GOAL:
Review the listing and copy each line that holds the word "Number".

[Items from a dataset]
>>

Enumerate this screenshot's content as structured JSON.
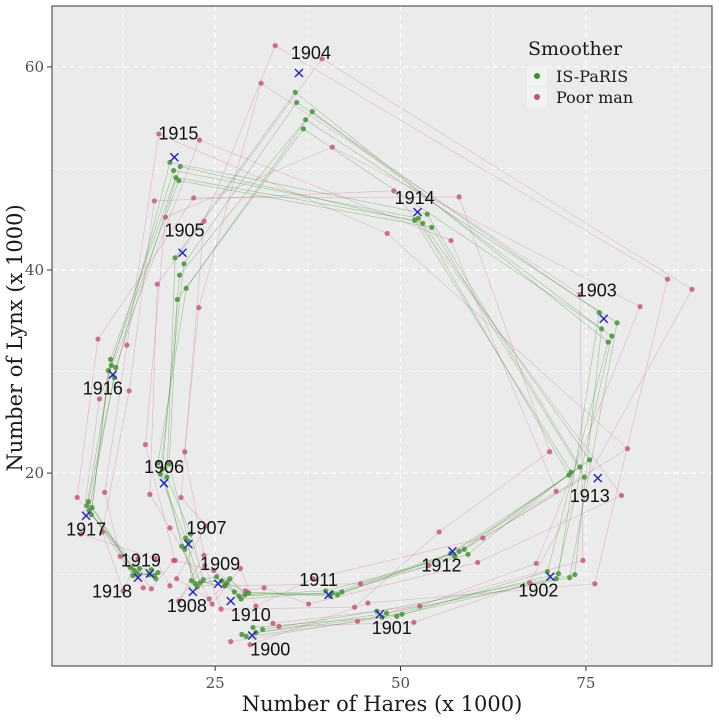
{
  "chart_data": {
    "type": "scatter",
    "xlabel": "Number of Hares (x 1000)",
    "ylabel": "Number of Lynx (x 1000)",
    "xlim": [
      3,
      92
    ],
    "ylim": [
      1,
      66
    ],
    "xticks": [
      25,
      50,
      75
    ],
    "yticks": [
      20,
      40,
      60
    ],
    "grid": true,
    "legend": {
      "title": "Smoother",
      "placement": "top-right",
      "entries": [
        "IS-PaRIS",
        "Poor man"
      ]
    },
    "colors": {
      "panel": "#ebebeb",
      "grid": "#ffffff",
      "is_paris": "#3d8c2e",
      "poor_man": "#c2507e",
      "truth_marker": "#2222bb"
    },
    "truth": [
      {
        "year": "1900",
        "x": 30,
        "y": 4
      },
      {
        "year": "1901",
        "x": 47.2,
        "y": 6.1
      },
      {
        "year": "1902",
        "x": 70.2,
        "y": 9.8
      },
      {
        "year": "1903",
        "x": 77.4,
        "y": 35.2
      },
      {
        "year": "1904",
        "x": 36.3,
        "y": 59.4
      },
      {
        "year": "1905",
        "x": 20.6,
        "y": 41.7
      },
      {
        "year": "1906",
        "x": 18.1,
        "y": 19
      },
      {
        "year": "1907",
        "x": 21.4,
        "y": 13
      },
      {
        "year": "1908",
        "x": 22,
        "y": 8.3
      },
      {
        "year": "1909",
        "x": 25.4,
        "y": 9.1
      },
      {
        "year": "1910",
        "x": 27.1,
        "y": 7.4
      },
      {
        "year": "1911",
        "x": 40.3,
        "y": 8
      },
      {
        "year": "1912",
        "x": 57,
        "y": 12.3
      },
      {
        "year": "1913",
        "x": 76.6,
        "y": 19.5
      },
      {
        "year": "1914",
        "x": 52.3,
        "y": 45.7
      },
      {
        "year": "1915",
        "x": 19.5,
        "y": 51.1
      },
      {
        "year": "1916",
        "x": 11.2,
        "y": 29.7
      },
      {
        "year": "1917",
        "x": 7.6,
        "y": 15.8
      },
      {
        "year": "1918",
        "x": 14.6,
        "y": 9.7
      },
      {
        "year": "1919",
        "x": 16.2,
        "y": 10.1
      }
    ],
    "series": [
      {
        "name": "IS-PaRIS",
        "points": [
          [
            30.5,
            4.3
          ],
          [
            29.2,
            3.9
          ],
          [
            31.4,
            4.6
          ],
          [
            28.6,
            4.1
          ],
          [
            30.1,
            4.8
          ],
          [
            48.1,
            6.2
          ],
          [
            49.5,
            5.9
          ],
          [
            46.8,
            6.4
          ],
          [
            50.2,
            6.1
          ],
          [
            47.5,
            5.8
          ],
          [
            71.3,
            10.1
          ],
          [
            72.8,
            9.7
          ],
          [
            69.8,
            10.3
          ],
          [
            73.5,
            10.0
          ],
          [
            71.0,
            9.6
          ],
          [
            77.1,
            34.2
          ],
          [
            78.5,
            33.5
          ],
          [
            76.8,
            35.8
          ],
          [
            79.2,
            34.8
          ],
          [
            78.0,
            32.9
          ],
          [
            36.0,
            56.5
          ],
          [
            37.2,
            54.8
          ],
          [
            35.8,
            57.5
          ],
          [
            38.1,
            55.6
          ],
          [
            36.9,
            53.9
          ],
          [
            20.2,
            39.5
          ],
          [
            19.6,
            41.2
          ],
          [
            21.1,
            38.2
          ],
          [
            19.9,
            37.1
          ],
          [
            20.8,
            40.6
          ],
          [
            17.9,
            20.4
          ],
          [
            18.5,
            19.6
          ],
          [
            17.3,
            21.0
          ],
          [
            18.8,
            20.9
          ],
          [
            17.6,
            19.9
          ],
          [
            21.0,
            13.6
          ],
          [
            20.5,
            12.8
          ],
          [
            21.7,
            14.0
          ],
          [
            20.9,
            12.5
          ],
          [
            21.4,
            13.3
          ],
          [
            22.3,
            9.1
          ],
          [
            21.8,
            9.4
          ],
          [
            23.0,
            9.2
          ],
          [
            22.6,
            8.8
          ],
          [
            23.4,
            9.5
          ],
          [
            25.9,
            9.4
          ],
          [
            26.6,
            9.2
          ],
          [
            25.2,
            9.8
          ],
          [
            27.0,
            9.6
          ],
          [
            26.3,
            8.9
          ],
          [
            28.2,
            7.9
          ],
          [
            27.6,
            8.3
          ],
          [
            29.0,
            8.0
          ],
          [
            28.5,
            7.6
          ],
          [
            29.5,
            8.2
          ],
          [
            40.8,
            8.2
          ],
          [
            41.5,
            8.0
          ],
          [
            39.9,
            8.4
          ],
          [
            42.1,
            8.3
          ],
          [
            40.5,
            7.9
          ],
          [
            57.9,
            12.3
          ],
          [
            56.8,
            12.1
          ],
          [
            58.6,
            12.5
          ],
          [
            57.3,
            11.8
          ],
          [
            59.1,
            12.0
          ],
          [
            74.2,
            20.6
          ],
          [
            73.0,
            20.1
          ],
          [
            75.5,
            21.3
          ],
          [
            72.7,
            19.8
          ],
          [
            74.8,
            19.6
          ],
          [
            53.0,
            44.6
          ],
          [
            52.4,
            45.1
          ],
          [
            54.2,
            44.2
          ],
          [
            53.6,
            45.5
          ],
          [
            51.9,
            44.9
          ],
          [
            19.4,
            49.8
          ],
          [
            20.1,
            48.8
          ],
          [
            18.9,
            50.6
          ],
          [
            19.7,
            49.1
          ],
          [
            20.3,
            50.2
          ],
          [
            11.0,
            30.6
          ],
          [
            10.6,
            30.1
          ],
          [
            11.4,
            29.4
          ],
          [
            10.9,
            31.2
          ],
          [
            11.6,
            30.4
          ],
          [
            8.0,
            16.3
          ],
          [
            7.7,
            16.8
          ],
          [
            8.3,
            15.9
          ],
          [
            7.9,
            17.2
          ],
          [
            8.4,
            16.6
          ],
          [
            14.1,
            10.4
          ],
          [
            13.6,
            10.7
          ],
          [
            14.5,
            10.1
          ],
          [
            13.9,
            9.9
          ],
          [
            14.8,
            10.6
          ],
          [
            16.8,
            9.9
          ],
          [
            17.3,
            10.2
          ],
          [
            16.4,
            10.5
          ],
          [
            17.0,
            9.6
          ],
          [
            16.1,
            10.0
          ]
        ]
      },
      {
        "name": "Poor man",
        "points": [
          [
            27.1,
            3.4
          ],
          [
            32.8,
            5.2
          ],
          [
            29.7,
            3.1
          ],
          [
            33.6,
            4.9
          ],
          [
            44.2,
            5.4
          ],
          [
            52.6,
            6.9
          ],
          [
            45.6,
            7.2
          ],
          [
            51.8,
            5.3
          ],
          [
            67.4,
            9.2
          ],
          [
            74.6,
            11.4
          ],
          [
            68.3,
            11.1
          ],
          [
            76.2,
            9.1
          ],
          [
            82.3,
            36.4
          ],
          [
            86.0,
            39.1
          ],
          [
            89.3,
            38.1
          ],
          [
            74.2,
            37.6
          ],
          [
            33.1,
            62.1
          ],
          [
            39.4,
            60.8
          ],
          [
            31.2,
            58.4
          ],
          [
            40.8,
            52.1
          ],
          [
            23.5,
            44.8
          ],
          [
            17.2,
            38.6
          ],
          [
            22.8,
            36.3
          ],
          [
            18.3,
            45.2
          ],
          [
            15.6,
            22.8
          ],
          [
            20.4,
            17.6
          ],
          [
            16.2,
            17.9
          ],
          [
            20.9,
            22.1
          ],
          [
            18.9,
            14.6
          ],
          [
            23.5,
            11.9
          ],
          [
            19.6,
            11.4
          ],
          [
            23.8,
            14.8
          ],
          [
            20.1,
            7.4
          ],
          [
            24.8,
            10.4
          ],
          [
            19.8,
            9.6
          ],
          [
            24.6,
            7.1
          ],
          [
            23.6,
            10.9
          ],
          [
            29.1,
            8.4
          ],
          [
            24.2,
            7.6
          ],
          [
            28.4,
            10.6
          ],
          [
            30.5,
            6.9
          ],
          [
            25.8,
            6.6
          ],
          [
            31.6,
            8.7
          ],
          [
            26.3,
            8.9
          ],
          [
            37.6,
            7.1
          ],
          [
            44.6,
            9.1
          ],
          [
            38.2,
            9.6
          ],
          [
            43.8,
            6.8
          ],
          [
            53.8,
            10.9
          ],
          [
            61.1,
            13.6
          ],
          [
            55.2,
            14.2
          ],
          [
            60.4,
            11.2
          ],
          [
            71.0,
            18.2
          ],
          [
            80.6,
            22.4
          ],
          [
            70.1,
            22.1
          ],
          [
            79.8,
            17.8
          ],
          [
            49.1,
            47.8
          ],
          [
            56.8,
            42.9
          ],
          [
            48.2,
            43.6
          ],
          [
            57.9,
            47.2
          ],
          [
            17.4,
            53.4
          ],
          [
            22.1,
            47.1
          ],
          [
            16.8,
            46.8
          ],
          [
            22.9,
            52.8
          ],
          [
            9.2,
            33.2
          ],
          [
            13.4,
            28.1
          ],
          [
            9.4,
            27.3
          ],
          [
            13.1,
            32.6
          ],
          [
            6.4,
            17.6
          ],
          [
            9.8,
            14.2
          ],
          [
            6.9,
            14.0
          ],
          [
            10.1,
            18.1
          ],
          [
            12.2,
            11.8
          ],
          [
            16.4,
            8.6
          ],
          [
            12.6,
            8.4
          ],
          [
            16.9,
            11.6
          ],
          [
            14.6,
            11.6
          ],
          [
            18.9,
            8.9
          ],
          [
            15.3,
            8.7
          ],
          [
            19.4,
            11.4
          ]
        ]
      }
    ]
  }
}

<<

ANSWER FOR THIS EXERCISE:
    "xlabel": "Number of Hares (x 1000)",
    "ylabel": "Number of Lynx (x 1000)",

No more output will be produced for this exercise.